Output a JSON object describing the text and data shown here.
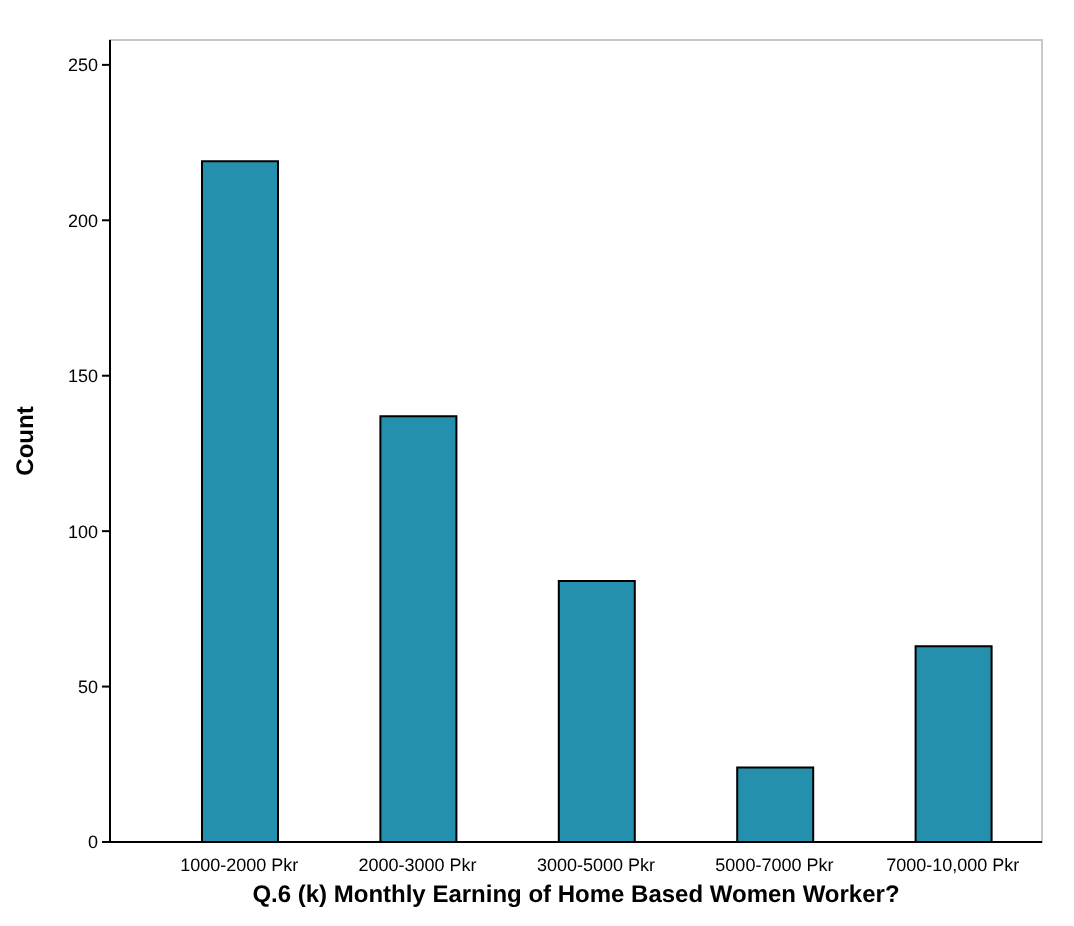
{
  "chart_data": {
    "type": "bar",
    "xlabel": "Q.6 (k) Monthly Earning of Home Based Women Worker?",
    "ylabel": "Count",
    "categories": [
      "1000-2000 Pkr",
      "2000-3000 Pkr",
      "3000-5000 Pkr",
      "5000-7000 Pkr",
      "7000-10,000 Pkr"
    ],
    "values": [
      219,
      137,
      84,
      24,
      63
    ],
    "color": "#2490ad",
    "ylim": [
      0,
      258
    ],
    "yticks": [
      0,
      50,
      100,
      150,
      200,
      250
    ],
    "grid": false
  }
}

◇ ◇ ◇ ◇

▸ **GIVEN EXERCISE**
Pictures in the data above should not be copied; transcribe everything else exactly.

▸ **FINISHED ANSWER**
Output a JSON object describing the text and data shown here.
{
  "chart_data": {
    "type": "bar",
    "xlabel": "Q.6 (k) Monthly Earning of Home Based Women Worker?",
    "ylabel": "Count",
    "categories": [
      "1000-2000 Pkr",
      "2000-3000 Pkr",
      "3000-5000 Pkr",
      "5000-7000 Pkr",
      "7000-10,000 Pkr"
    ],
    "values": [
      219,
      137,
      84,
      24,
      63
    ],
    "color": "#2490ad",
    "ylim": [
      0,
      258
    ],
    "yticks": [
      0,
      50,
      100,
      150,
      200,
      250
    ],
    "grid": false
  }
}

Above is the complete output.